Collected data
▬▬▬▬▬▬▬▬▬▬

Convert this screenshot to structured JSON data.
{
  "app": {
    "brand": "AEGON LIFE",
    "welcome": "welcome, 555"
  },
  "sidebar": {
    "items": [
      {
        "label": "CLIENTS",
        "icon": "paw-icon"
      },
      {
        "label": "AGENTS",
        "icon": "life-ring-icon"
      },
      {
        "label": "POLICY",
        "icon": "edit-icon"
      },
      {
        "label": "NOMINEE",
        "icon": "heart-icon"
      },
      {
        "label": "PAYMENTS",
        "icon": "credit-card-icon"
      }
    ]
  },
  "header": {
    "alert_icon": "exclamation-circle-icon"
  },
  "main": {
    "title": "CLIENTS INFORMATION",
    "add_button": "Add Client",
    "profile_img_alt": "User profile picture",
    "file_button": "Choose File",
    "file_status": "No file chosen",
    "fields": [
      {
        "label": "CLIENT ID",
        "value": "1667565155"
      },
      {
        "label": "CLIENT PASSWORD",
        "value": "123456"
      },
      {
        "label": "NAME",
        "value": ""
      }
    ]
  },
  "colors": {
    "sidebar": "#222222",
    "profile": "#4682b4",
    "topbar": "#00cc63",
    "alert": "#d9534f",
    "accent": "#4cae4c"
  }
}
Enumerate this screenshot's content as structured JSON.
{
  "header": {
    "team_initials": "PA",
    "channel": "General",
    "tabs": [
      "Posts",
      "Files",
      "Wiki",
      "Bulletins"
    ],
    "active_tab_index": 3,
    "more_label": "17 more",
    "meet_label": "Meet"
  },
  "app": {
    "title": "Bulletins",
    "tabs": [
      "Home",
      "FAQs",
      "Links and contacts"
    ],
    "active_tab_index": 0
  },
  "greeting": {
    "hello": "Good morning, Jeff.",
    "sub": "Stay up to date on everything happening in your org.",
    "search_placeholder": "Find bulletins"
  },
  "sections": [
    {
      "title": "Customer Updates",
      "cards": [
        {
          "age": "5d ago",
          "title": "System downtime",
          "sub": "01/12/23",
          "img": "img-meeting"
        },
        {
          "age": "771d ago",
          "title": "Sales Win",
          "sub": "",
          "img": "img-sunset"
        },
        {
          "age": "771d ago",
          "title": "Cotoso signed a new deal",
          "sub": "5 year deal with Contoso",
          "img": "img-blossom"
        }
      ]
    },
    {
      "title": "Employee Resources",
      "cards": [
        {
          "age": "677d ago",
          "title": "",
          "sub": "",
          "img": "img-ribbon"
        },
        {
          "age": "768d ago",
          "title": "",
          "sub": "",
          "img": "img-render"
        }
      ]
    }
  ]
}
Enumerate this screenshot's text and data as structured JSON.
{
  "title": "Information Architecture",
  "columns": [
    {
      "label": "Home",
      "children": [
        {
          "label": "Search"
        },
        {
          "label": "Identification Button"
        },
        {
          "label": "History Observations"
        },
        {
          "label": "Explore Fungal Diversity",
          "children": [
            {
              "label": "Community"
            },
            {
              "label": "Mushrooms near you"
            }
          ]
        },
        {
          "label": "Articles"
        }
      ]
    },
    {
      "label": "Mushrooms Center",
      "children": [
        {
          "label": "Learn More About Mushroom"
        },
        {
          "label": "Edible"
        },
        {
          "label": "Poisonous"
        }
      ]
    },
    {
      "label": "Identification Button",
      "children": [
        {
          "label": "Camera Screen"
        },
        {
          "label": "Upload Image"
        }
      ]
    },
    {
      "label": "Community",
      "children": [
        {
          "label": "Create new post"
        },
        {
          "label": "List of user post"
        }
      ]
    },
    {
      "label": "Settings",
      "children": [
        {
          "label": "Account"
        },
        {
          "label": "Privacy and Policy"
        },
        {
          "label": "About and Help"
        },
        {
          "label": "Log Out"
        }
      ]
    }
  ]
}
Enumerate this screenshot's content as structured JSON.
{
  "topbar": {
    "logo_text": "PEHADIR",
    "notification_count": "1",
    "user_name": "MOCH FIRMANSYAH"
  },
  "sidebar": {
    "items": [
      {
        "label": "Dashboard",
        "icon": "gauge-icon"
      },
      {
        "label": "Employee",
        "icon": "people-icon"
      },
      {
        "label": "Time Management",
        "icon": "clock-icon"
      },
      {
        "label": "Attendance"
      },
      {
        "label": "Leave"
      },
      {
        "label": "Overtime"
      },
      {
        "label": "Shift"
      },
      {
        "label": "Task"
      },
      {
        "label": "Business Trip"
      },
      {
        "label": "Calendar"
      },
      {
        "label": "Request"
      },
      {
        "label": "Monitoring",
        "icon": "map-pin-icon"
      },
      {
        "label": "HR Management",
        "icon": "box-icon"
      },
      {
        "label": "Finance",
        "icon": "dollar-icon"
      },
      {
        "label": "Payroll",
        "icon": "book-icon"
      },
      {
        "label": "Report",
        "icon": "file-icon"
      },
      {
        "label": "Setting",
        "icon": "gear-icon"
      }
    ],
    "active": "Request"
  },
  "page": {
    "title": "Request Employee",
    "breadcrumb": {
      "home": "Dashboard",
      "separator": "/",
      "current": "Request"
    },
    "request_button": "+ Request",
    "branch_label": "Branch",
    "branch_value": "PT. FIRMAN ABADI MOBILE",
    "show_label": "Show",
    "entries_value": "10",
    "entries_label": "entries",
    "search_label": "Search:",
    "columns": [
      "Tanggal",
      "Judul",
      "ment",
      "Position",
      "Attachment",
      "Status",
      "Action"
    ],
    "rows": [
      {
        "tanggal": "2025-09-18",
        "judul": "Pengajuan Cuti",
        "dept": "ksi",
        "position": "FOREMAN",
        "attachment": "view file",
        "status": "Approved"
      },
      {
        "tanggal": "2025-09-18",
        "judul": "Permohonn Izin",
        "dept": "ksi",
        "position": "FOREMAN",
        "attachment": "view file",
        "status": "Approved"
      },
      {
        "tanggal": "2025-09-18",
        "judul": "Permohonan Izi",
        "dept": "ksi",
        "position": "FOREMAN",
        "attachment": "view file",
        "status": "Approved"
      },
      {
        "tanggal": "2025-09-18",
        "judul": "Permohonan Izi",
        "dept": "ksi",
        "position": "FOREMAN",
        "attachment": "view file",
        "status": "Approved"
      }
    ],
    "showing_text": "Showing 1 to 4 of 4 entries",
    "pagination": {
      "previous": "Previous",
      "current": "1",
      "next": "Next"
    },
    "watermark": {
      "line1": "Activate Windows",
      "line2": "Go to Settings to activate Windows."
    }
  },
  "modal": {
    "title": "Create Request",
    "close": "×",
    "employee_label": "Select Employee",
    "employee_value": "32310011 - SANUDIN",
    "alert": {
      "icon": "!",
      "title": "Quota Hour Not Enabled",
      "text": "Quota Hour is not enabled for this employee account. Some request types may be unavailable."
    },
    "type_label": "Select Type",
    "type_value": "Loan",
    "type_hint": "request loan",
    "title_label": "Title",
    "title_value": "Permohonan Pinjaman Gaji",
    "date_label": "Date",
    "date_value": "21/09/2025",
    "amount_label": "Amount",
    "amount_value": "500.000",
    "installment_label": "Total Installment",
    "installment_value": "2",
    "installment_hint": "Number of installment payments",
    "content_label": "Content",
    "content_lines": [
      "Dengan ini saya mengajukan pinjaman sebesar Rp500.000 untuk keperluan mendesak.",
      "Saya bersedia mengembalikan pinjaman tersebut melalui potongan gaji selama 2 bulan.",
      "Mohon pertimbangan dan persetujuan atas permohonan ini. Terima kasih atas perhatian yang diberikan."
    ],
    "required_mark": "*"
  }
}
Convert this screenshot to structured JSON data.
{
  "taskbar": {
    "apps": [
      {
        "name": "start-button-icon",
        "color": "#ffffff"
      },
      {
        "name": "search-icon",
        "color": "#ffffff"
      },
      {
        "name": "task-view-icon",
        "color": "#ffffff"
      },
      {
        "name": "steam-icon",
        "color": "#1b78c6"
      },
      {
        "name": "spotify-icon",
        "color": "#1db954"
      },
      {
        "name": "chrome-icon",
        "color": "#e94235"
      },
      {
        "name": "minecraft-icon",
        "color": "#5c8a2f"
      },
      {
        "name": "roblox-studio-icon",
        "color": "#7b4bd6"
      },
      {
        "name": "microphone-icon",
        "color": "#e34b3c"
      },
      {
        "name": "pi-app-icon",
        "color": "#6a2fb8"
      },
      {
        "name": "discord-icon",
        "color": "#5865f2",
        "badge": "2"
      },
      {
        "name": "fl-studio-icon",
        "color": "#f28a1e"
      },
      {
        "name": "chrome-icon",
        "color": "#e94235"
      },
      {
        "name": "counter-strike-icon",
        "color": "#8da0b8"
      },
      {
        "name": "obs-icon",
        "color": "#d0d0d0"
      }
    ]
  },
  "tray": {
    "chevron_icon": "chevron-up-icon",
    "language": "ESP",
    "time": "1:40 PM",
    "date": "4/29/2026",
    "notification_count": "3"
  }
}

▬▬▬▬▬▬▬▬▬▬

PROBLEM STATEMENT → Among the lines of the material, find those that hold the word "Settings" and copy them.

TASK SOLUTION →
      "label": "Settings",
      "line2": "Go to Settings to activate Windows."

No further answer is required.